__Dataset listings of figures__
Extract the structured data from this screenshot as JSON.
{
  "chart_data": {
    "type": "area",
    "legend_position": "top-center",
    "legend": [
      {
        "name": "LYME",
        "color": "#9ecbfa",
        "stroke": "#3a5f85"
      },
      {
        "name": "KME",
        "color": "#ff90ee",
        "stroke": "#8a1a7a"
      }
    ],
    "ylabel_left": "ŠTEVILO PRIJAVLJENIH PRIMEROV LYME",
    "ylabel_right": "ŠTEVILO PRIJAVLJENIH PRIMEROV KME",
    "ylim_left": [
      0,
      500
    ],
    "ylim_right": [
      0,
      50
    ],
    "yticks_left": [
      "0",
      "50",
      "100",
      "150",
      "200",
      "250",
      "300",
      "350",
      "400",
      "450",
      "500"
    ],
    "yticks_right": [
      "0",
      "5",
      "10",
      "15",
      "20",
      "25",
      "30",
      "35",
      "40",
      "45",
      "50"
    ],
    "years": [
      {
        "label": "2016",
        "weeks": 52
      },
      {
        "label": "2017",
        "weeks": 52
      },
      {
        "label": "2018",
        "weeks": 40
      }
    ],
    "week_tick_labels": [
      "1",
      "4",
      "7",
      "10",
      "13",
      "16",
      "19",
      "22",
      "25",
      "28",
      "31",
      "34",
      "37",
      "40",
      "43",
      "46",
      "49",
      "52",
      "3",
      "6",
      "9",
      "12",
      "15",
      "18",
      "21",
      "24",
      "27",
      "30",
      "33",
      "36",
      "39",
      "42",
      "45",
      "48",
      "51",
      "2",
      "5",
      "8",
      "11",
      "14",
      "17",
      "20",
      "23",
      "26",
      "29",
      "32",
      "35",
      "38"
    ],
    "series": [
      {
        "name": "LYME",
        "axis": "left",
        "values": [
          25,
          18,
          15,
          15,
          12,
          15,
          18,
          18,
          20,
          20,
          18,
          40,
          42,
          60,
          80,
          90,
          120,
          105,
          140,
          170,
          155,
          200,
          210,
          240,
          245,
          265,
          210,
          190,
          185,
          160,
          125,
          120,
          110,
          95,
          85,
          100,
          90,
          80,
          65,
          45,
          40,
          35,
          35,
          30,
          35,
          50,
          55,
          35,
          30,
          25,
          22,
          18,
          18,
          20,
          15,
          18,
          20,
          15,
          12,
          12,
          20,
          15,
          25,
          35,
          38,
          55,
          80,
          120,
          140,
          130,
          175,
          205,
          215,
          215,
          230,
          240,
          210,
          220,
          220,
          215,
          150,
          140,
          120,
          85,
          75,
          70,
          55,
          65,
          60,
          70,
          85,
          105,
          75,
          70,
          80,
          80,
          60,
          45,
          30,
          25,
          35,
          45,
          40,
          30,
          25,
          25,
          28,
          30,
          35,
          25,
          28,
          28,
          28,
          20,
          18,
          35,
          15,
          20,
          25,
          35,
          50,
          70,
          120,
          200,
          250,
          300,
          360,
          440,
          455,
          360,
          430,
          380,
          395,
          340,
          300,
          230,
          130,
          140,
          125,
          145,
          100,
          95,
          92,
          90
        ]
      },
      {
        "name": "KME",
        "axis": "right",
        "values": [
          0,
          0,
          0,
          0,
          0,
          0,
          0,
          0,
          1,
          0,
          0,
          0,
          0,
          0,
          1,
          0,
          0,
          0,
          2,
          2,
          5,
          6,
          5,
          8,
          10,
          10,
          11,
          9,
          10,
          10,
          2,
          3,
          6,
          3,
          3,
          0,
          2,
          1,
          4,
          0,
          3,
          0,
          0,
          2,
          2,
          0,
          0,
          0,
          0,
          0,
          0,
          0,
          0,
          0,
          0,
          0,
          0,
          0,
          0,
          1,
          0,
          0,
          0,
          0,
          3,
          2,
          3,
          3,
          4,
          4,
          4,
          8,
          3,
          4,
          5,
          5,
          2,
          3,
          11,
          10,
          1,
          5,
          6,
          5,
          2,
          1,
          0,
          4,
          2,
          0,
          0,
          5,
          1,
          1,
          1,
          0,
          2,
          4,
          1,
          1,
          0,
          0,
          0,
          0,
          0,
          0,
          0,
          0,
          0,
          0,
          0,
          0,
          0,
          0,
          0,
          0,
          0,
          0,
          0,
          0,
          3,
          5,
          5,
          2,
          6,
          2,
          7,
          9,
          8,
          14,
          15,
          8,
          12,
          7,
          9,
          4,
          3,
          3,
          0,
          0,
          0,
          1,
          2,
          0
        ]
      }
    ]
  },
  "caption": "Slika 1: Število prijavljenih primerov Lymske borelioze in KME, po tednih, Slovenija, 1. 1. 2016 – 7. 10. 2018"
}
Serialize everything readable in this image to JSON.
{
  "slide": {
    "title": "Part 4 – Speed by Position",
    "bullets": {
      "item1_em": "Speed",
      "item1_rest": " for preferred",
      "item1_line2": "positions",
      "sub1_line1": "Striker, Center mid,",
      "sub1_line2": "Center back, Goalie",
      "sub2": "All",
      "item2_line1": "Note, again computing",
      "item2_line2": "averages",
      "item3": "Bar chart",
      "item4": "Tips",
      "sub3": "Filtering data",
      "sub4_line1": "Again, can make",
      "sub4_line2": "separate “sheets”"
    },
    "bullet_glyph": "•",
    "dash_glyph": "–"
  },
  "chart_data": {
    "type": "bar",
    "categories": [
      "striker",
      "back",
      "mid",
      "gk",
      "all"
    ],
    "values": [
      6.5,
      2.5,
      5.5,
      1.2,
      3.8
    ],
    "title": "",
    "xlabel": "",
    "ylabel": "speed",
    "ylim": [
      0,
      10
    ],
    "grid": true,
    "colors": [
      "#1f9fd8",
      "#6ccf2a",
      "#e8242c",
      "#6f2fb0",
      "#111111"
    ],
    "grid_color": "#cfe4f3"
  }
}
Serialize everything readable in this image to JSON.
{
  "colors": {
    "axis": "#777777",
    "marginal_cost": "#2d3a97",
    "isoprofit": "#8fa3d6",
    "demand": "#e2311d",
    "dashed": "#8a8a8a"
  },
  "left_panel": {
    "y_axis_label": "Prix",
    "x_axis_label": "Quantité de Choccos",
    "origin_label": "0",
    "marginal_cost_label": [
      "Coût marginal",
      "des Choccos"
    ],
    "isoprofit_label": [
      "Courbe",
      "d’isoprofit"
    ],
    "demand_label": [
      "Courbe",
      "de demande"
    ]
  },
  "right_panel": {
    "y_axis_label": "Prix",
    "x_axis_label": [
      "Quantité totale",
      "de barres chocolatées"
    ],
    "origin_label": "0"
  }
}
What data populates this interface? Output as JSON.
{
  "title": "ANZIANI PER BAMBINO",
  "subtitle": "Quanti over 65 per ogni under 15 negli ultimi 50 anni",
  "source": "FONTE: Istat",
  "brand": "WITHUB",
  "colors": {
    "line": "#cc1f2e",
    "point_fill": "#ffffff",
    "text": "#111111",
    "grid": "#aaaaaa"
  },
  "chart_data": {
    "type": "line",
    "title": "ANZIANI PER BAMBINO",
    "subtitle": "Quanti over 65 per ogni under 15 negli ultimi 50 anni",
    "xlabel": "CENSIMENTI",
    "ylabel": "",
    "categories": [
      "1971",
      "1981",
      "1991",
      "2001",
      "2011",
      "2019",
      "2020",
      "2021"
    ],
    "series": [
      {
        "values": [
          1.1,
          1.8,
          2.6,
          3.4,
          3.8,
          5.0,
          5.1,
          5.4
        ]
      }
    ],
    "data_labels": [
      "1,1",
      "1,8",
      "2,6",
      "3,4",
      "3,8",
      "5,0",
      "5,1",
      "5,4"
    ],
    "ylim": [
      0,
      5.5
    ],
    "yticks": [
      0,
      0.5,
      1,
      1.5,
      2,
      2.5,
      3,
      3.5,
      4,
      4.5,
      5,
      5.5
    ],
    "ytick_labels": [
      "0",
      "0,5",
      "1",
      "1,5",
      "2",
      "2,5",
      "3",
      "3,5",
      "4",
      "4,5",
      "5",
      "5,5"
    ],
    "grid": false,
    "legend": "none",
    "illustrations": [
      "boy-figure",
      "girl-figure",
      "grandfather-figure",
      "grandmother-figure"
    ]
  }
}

__Directive__
Look through the data above. Each line containing the word "over" needs to be copied.

__Reply to the task__
  "subtitle": "Quanti over 65 per ogni under 15 negli ultimi 50 anni",
    "subtitle": "Quanti over 65 per ogni under 15 negli ultimi 50 anni",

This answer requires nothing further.